- Problem to work on
For the entries below, how many lines include the word "screenshot"? Give the figure and nothing more.

-------- Provided information

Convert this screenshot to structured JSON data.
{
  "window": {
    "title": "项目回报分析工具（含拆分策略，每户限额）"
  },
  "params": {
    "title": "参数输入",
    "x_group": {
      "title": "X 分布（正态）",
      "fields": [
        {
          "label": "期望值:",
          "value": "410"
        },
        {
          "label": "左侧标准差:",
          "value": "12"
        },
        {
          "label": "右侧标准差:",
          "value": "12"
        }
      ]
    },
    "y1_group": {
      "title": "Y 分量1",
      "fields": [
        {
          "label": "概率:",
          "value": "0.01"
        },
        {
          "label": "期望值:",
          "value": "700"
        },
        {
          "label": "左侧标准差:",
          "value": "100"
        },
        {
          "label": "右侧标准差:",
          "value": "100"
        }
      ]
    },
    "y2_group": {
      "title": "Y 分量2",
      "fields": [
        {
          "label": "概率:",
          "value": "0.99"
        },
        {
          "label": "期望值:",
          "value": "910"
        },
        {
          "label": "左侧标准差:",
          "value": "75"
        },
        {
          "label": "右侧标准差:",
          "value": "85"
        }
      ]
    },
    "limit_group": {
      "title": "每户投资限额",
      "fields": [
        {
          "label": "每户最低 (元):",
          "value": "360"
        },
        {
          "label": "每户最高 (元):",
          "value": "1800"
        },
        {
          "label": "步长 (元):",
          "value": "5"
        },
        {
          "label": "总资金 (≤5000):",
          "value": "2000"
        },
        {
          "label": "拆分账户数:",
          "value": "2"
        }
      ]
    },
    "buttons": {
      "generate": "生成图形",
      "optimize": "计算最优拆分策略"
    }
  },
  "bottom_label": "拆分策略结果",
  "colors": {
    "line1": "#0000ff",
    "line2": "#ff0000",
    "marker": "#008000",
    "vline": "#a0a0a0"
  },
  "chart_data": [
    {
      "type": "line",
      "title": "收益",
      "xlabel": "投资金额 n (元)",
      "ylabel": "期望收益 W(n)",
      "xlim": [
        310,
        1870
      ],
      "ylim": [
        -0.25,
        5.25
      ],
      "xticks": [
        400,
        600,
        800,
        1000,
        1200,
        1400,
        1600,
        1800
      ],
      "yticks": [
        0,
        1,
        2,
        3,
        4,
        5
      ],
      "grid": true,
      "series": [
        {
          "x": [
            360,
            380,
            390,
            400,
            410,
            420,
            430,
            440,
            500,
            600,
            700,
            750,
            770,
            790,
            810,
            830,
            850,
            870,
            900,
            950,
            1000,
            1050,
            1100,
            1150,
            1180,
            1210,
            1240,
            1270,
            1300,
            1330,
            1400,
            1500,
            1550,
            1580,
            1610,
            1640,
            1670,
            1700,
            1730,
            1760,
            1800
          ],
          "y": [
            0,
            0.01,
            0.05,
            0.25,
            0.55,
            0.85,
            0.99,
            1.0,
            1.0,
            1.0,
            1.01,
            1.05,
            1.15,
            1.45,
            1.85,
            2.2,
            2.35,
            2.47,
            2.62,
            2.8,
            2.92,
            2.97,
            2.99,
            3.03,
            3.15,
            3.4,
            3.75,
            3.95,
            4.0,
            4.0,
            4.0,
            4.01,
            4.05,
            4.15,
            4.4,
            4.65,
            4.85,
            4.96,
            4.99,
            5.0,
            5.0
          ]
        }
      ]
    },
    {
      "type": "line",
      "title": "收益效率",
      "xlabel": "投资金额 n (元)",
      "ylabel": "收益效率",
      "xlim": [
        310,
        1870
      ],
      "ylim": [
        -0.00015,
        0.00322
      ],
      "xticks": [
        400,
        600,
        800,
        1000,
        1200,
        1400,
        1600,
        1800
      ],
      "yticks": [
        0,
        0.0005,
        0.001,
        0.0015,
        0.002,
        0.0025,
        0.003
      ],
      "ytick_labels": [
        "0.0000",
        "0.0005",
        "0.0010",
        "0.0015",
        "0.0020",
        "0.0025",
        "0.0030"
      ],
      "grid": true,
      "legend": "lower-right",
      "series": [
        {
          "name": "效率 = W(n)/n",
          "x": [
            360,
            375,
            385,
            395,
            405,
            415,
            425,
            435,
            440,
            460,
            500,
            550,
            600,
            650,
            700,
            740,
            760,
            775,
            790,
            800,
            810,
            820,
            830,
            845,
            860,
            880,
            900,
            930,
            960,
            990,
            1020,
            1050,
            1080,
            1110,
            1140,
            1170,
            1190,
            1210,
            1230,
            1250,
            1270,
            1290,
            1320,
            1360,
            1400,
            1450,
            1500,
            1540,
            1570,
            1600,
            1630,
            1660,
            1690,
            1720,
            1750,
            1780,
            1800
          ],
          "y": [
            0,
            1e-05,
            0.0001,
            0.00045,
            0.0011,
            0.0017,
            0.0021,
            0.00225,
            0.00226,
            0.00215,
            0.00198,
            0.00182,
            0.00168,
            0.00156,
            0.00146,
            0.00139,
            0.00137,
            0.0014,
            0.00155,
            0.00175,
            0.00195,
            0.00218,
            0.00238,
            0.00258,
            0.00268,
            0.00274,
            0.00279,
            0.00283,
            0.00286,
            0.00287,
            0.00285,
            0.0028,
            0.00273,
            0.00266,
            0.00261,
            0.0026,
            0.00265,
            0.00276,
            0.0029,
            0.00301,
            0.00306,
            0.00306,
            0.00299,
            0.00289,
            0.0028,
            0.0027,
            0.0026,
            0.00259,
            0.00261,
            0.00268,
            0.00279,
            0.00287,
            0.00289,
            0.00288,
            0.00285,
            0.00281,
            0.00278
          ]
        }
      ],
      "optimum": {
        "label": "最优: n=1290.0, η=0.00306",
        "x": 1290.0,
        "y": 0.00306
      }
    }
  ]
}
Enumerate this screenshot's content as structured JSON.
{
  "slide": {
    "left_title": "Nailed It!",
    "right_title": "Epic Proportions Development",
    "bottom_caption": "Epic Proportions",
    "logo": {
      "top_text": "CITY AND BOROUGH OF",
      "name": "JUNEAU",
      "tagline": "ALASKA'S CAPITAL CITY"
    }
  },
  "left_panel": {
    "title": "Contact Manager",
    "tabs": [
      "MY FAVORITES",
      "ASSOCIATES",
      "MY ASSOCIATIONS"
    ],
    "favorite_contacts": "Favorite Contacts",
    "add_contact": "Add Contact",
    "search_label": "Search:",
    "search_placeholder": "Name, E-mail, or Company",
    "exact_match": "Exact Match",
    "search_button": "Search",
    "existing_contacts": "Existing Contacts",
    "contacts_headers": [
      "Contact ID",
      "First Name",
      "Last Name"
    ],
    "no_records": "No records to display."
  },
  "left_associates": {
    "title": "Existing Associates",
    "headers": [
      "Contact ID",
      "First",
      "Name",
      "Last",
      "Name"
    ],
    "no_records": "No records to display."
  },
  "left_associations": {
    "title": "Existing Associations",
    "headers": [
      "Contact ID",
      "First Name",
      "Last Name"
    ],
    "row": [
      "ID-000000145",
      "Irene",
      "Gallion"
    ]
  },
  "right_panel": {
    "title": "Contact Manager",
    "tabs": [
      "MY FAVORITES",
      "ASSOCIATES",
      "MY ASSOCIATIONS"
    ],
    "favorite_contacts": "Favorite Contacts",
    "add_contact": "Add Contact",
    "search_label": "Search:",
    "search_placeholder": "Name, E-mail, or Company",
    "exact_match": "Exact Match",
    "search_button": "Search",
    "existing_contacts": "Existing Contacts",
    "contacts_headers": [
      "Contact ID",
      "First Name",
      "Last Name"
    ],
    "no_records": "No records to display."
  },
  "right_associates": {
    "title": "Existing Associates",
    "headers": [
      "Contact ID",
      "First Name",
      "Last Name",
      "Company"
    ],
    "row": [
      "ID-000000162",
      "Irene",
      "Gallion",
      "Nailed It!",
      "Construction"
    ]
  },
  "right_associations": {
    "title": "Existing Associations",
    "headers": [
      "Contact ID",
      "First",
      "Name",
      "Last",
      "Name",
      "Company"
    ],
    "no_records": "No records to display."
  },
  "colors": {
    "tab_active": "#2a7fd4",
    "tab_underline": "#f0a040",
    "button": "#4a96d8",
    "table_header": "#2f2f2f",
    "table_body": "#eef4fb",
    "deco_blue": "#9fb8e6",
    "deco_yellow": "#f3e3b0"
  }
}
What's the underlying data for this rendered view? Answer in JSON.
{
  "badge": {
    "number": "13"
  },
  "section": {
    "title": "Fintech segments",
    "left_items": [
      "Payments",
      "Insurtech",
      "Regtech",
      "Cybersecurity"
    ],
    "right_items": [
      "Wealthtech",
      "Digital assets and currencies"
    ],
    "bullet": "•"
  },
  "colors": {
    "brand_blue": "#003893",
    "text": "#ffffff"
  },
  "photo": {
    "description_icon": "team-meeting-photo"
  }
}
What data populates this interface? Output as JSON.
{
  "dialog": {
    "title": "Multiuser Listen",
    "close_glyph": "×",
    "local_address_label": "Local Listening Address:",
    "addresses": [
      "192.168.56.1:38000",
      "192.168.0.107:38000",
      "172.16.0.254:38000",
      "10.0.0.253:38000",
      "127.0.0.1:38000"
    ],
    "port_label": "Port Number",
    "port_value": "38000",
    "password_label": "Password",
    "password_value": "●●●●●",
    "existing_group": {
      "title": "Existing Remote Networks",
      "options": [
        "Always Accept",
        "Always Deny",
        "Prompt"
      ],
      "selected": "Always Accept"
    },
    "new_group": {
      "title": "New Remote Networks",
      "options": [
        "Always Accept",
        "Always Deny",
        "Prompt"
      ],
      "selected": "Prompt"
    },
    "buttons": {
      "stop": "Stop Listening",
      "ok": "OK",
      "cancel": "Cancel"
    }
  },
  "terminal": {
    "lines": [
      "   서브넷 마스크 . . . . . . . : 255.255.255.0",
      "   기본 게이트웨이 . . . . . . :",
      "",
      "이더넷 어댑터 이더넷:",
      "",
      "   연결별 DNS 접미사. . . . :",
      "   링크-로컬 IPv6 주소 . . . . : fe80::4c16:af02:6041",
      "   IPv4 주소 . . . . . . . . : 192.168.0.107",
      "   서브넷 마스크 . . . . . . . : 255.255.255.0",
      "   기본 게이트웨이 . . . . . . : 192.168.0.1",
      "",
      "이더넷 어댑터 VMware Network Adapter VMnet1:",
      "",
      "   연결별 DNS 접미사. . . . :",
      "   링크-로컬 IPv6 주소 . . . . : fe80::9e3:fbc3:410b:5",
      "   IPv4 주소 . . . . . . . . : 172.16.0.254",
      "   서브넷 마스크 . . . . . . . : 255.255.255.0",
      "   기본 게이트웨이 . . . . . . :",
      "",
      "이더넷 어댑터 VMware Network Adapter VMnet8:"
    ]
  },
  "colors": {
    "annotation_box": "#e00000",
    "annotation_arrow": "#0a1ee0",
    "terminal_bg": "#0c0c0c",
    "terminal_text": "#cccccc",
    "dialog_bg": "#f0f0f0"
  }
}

----------------

- Completed task
2